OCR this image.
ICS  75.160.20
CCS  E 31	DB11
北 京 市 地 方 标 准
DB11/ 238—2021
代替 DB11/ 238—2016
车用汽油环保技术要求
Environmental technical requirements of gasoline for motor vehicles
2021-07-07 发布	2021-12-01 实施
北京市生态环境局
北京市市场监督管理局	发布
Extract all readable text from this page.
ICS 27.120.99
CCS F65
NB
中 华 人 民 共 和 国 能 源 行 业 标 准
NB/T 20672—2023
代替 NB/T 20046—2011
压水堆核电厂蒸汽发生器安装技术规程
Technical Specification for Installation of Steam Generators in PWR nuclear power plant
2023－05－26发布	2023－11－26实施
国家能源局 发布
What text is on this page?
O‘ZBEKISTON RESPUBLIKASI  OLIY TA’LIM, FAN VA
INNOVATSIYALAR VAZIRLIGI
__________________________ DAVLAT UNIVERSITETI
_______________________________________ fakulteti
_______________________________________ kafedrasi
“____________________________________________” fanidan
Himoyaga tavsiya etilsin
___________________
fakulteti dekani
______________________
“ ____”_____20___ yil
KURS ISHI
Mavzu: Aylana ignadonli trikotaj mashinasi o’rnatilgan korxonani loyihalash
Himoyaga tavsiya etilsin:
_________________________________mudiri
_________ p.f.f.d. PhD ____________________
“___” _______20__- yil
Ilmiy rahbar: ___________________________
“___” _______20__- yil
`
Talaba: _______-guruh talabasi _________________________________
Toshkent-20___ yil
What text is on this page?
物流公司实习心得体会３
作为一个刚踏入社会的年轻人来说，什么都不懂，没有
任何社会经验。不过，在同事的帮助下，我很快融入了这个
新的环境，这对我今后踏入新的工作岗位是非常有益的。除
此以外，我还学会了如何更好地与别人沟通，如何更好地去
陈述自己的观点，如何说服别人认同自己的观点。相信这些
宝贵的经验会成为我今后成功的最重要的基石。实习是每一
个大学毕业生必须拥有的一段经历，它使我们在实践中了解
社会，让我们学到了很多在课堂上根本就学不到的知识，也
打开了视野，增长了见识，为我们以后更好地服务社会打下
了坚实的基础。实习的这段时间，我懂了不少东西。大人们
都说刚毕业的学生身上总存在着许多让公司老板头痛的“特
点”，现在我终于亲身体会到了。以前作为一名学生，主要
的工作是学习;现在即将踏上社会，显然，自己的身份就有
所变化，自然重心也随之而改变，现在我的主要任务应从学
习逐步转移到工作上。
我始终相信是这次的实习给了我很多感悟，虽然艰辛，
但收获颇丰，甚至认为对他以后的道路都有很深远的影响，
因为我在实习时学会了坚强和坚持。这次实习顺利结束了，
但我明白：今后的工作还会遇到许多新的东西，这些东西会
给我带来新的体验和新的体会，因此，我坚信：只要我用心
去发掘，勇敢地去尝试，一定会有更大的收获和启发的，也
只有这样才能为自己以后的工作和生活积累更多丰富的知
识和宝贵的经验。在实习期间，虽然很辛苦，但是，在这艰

☆ ☆ ☆ ☆ ☆ ☆ ☆

**BRIEF:** Repeat each record in full; every line must match exactly.

**EXERCISE RESPONSE:**
OCR this image.
ICS  75.160.20
CCS  E 31	DB11
北 京 市 地 方 标 准
DB11/ 238—2021
代替 DB11/ 238—2016
车用汽油环保技术要求
Environmental technical requirements of gasoline for motor vehicles
2021-07-07 发布	2021-12-01 实施
北京市生态环境局
北京市市场监督管理局	发布
Extract all readable text from this page.
ICS 27.120.99
CCS F65
NB
中 华 人 民 共 和 国 能 源 行 业 标 准
NB/T 20672—2023
代替 NB/T 20046—2011
压水堆核电厂蒸汽发生器安装技术规程
Technical Specification for Installation of Steam Generators in PWR nuclear power plant
2023－05－26发布	2023－11－26实施
国家能源局 发布
What text is on this page?
O‘ZBEKISTON RESPUBLIKASI  OLIY TA’LIM, FAN VA
INNOVATSIYALAR VAZIRLIGI
__________________________ DAVLAT UNIVERSITETI
_______________________________________ fakulteti
_______________________________________ kafedrasi
“____________________________________________” fanidan
Himoyaga tavsiya etilsin
___________________
fakulteti dekani
______________________
“ ____”_____20___ yil
KURS ISHI
Mavzu: Aylana ignadonli trikotaj mashinasi o’rnatilgan korxonani loyihalash
Himoyaga tavsiya etilsin:
_________________________________mudiri
_________ p.f.f.d. PhD ____________________
“___” _______20__- yil
Ilmiy rahbar: ___________________________
“___” _______20__- yil
`
Talaba: _______-guruh talabasi _________________________________
Toshkent-20___ yil
What text is on this page?
物流公司实习心得体会３
作为一个刚踏入社会的年轻人来说，什么都不懂，没有
任何社会经验。不过，在同事的帮助下，我很快融入了这个
新的环境，这对我今后踏入新的工作岗位是非常有益的。除
此以外，我还学会了如何更好地与别人沟通，如何更好地去
陈述自己的观点，如何说服别人认同自己的观点。相信这些
宝贵的经验会成为我今后成功的最重要的基石。实习是每一
个大学毕业生必须拥有的一段经历，它使我们在实践中了解
社会，让我们学到了很多在课堂上根本就学不到的知识，也
打开了视野，增长了见识，为我们以后更好地服务社会打下
了坚实的基础。实习的这段时间，我懂了不少东西。大人们
都说刚毕业的学生身上总存在着许多让公司老板头痛的“特
点”，现在我终于亲身体会到了。以前作为一名学生，主要
的工作是学习;现在即将踏上社会，显然，自己的身份就有
所变化，自然重心也随之而改变，现在我的主要任务应从学
习逐步转移到工作上。
我始终相信是这次的实习给了我很多感悟，虽然艰辛，
但收获颇丰，甚至认为对他以后的道路都有很深远的影响，
因为我在实习时学会了坚强和坚持。这次实习顺利结束了，
但我明白：今后的工作还会遇到许多新的东西，这些东西会
给我带来新的体验和新的体会，因此，我坚信：只要我用心
去发掘，勇敢地去尝试，一定会有更大的收获和启发的，也
只有这样才能为自己以后的工作和生活积累更多丰富的知
识和宝贵的经验。在实习期间，虽然很辛苦，但是，在这艰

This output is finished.